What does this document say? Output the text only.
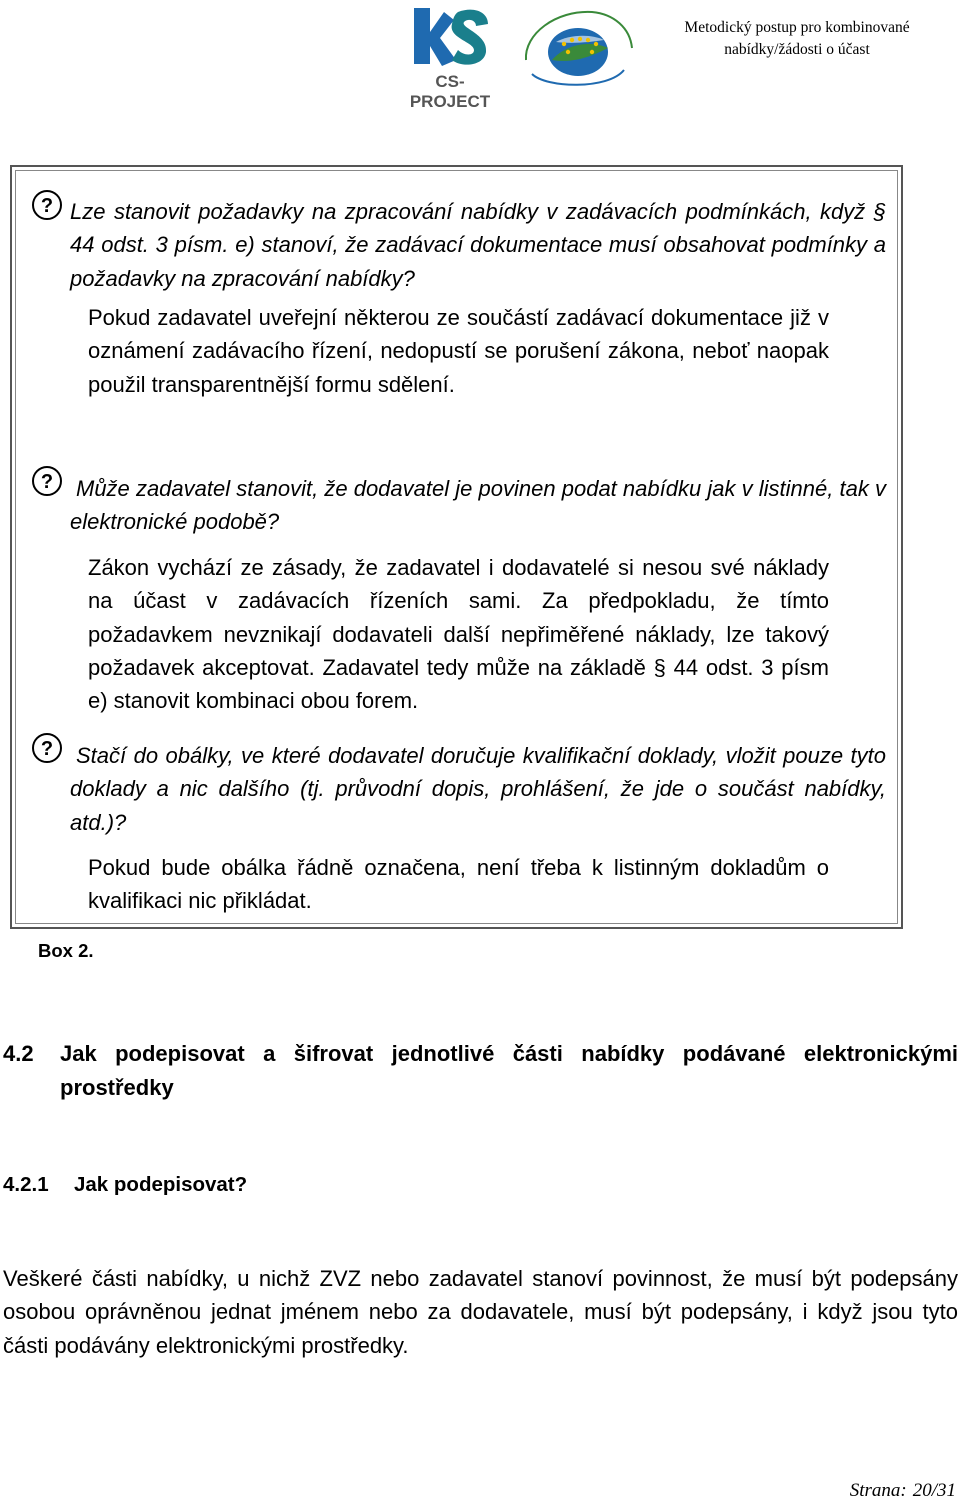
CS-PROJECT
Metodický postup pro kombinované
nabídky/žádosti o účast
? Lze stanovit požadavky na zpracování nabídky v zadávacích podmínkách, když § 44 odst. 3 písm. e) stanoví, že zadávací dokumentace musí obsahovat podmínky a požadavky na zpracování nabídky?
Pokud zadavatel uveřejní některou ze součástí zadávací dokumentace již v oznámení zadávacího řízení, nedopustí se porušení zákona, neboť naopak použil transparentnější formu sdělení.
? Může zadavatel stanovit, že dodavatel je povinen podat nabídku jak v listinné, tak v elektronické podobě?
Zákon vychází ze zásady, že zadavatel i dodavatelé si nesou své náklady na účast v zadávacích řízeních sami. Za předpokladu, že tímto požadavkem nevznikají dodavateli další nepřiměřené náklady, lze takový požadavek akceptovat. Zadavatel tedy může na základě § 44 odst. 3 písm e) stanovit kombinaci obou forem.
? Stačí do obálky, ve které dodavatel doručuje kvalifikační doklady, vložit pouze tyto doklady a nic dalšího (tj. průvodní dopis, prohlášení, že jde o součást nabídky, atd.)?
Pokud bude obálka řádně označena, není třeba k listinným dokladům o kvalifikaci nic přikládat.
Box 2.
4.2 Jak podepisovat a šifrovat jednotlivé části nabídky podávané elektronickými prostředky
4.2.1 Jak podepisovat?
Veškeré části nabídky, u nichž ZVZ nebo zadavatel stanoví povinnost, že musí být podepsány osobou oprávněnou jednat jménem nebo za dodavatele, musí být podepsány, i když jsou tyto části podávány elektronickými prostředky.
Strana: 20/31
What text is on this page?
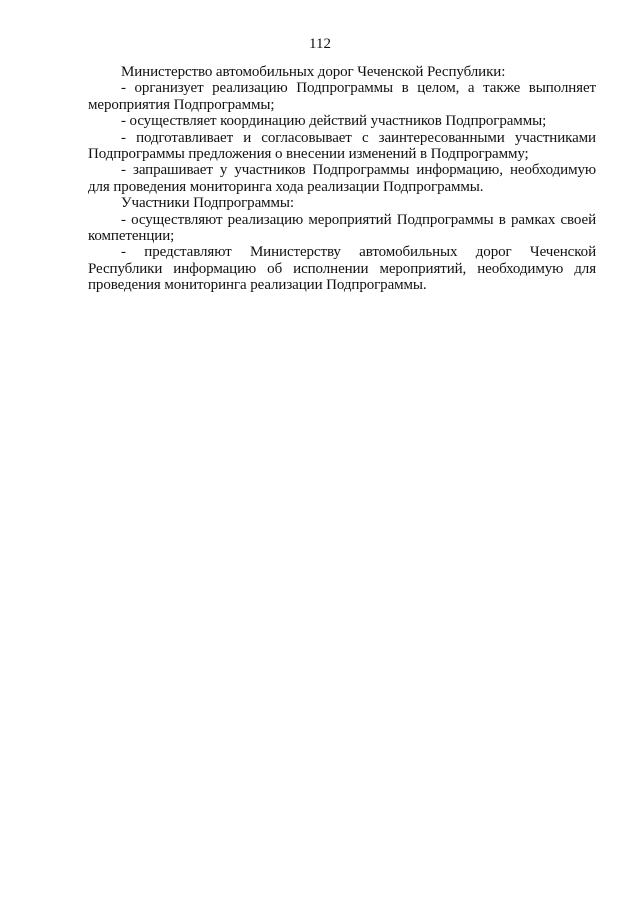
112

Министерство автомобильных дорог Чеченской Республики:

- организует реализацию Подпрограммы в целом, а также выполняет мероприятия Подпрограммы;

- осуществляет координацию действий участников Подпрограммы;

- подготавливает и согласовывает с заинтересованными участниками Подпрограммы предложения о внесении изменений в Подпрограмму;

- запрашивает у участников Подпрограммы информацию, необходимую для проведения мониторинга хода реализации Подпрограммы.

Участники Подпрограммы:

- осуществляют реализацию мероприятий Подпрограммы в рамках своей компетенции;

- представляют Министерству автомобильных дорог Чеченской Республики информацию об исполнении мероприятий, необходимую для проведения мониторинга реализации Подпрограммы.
--
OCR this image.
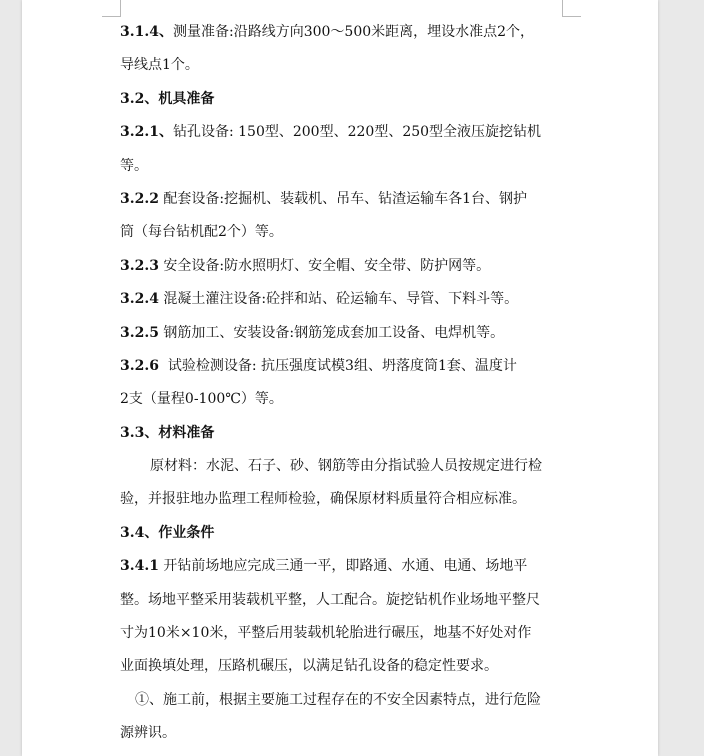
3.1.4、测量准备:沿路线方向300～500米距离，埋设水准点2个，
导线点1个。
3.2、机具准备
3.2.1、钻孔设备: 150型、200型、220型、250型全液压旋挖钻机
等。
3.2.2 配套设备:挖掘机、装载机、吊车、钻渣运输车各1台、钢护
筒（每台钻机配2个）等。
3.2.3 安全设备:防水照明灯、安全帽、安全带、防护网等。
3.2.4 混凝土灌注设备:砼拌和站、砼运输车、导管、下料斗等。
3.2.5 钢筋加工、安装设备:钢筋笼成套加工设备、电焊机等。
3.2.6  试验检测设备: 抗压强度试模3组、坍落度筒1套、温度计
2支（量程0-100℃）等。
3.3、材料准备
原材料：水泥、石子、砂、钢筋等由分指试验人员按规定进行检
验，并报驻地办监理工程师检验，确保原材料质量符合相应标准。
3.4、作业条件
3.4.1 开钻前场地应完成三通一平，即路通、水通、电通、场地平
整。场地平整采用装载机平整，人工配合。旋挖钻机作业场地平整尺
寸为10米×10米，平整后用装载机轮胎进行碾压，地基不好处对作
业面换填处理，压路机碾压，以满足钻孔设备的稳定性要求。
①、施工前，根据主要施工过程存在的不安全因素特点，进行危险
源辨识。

**Short exercise**
Show every line from the entries above in which the word "автомобильных" appears.

**Solved problem**
Министерство автомобильных дорог Чеченской Республики:
- представляют Министерству автомобильных дорог Чеченской Республики информацию об исполнении мероприятий, необходимую для проведения мониторинга реализации Подпрограммы.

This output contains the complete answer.